- [What to produce] Copy, from the entries below, each line where the word "AVVERTENZA" can be found.

- [Material for the task]
+++
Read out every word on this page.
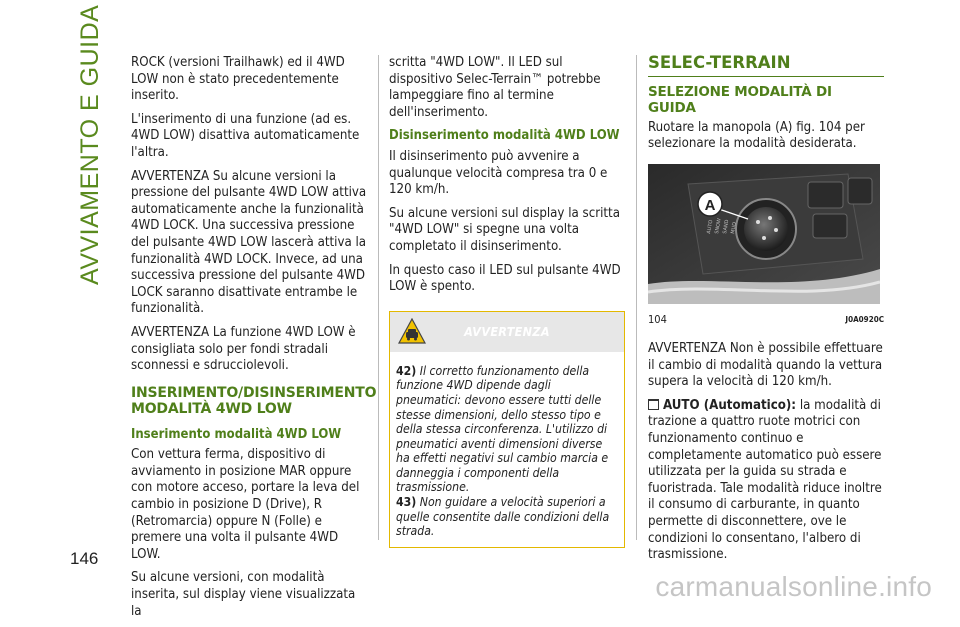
AVVIAMENTO E GUIDA
146

ROCK (versioni Trailhawk) ed il 4WD LOW non è stato precedentemente inserito.

L'inserimento di una funzione (ad es. 4WD LOW) disattiva automaticamente l'altra.

AVVERTENZA Su alcune versioni la pressione del pulsante 4WD LOW attiva automaticamente anche la funzionalità 4WD LOCK. Una successiva pressione del pulsante 4WD LOW lascerà attiva la funzionalità 4WD LOCK. Invece, ad una successiva pressione del pulsante 4WD LOCK saranno disattivate entrambe le funzionalità.

AVVERTENZA La funzione 4WD LOW è consigliata solo per fondi stradali sconnessi e sdrucciolevoli.

INSERIMENTO/DISINSERIMENTO MODALITÀ 4WD LOW
Inserimento modalità 4WD LOW

Con vettura ferma, dispositivo di avviamento in posizione MAR oppure con motore acceso, portare la leva del cambio in posizione D (Drive), R (Retromarcia) oppure N (Folle) e premere una volta il pulsante 4WD LOW.

Su alcune versioni, con modalità inserita, sul display viene visualizzata la

scritta "4WD LOW". Il LED sul dispositivo Selec-Terrain™ potrebbe lampeggiare fino al termine dell'inserimento.

Disinserimento modalità 4WD LOW

Il disinserimento può avvenire a qualunque velocità compresa tra 0 e 120 km/h.

Su alcune versioni sul display la scritta "4WD LOW" si spegne una volta completato il disinserimento.

In questo caso il LED sul pulsante 4WD LOW è spento.

AVVERTENZA

42) Il corretto funzionamento della funzione 4WD dipende dagli pneumatici: devono essere tutti delle stesse dimensioni, dello stesso tipo e della stessa circonferenza. L'utilizzo di pneumatici aventi dimensioni diverse ha effetti negativi sul cambio marcia e danneggia i componenti della trasmissione.

43) Non guidare a velocità superiori a quelle consentite dalle condizioni della strada.

SELEC-TERRAIN
SELEZIONE MODALITÀ DI GUIDA

Ruotare la manopola (A) fig. 104 per selezionare la modalità desiderata.

AUTO SNOW SAND MUD
A
104	J0A0920C

AVVERTENZA Non è possibile effettuare il cambio di modalità quando la vettura supera la velocità di 120 km/h.

AUTO (Automatico): la modalità di trazione a quattro ruote motrici con funzionamento continuo e completamente automatico può essere utilizzata per la guida su strada e fuoristrada. Tale modalità riduce inoltre il consumo di carburante, in quanto permette di disconnettere, ove le condizioni lo consentano, l'albero di trasmissione.

carmanualsonline.info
+++
- [Answer for the task]
AVVERTENZA Su alcune versioni la pressione del pulsante 4WD LOW attiva automaticamente anche la funzionalità 4WD LOCK. Una successiva pressione del pulsante 4WD LOW lascerà attiva la funzionalità 4WD LOCK. Invece, ad una successiva pressione del pulsante 4WD LOCK saranno disattivate entrambe le funzionalità.
AVVERTENZA La funzione 4WD LOW è consigliata solo per fondi stradali sconnessi e sdrucciolevoli.
AVVERTENZA
AVVERTENZA Non è possibile effettuare il cambio di modalità quando la vettura supera la velocità di 120 km/h.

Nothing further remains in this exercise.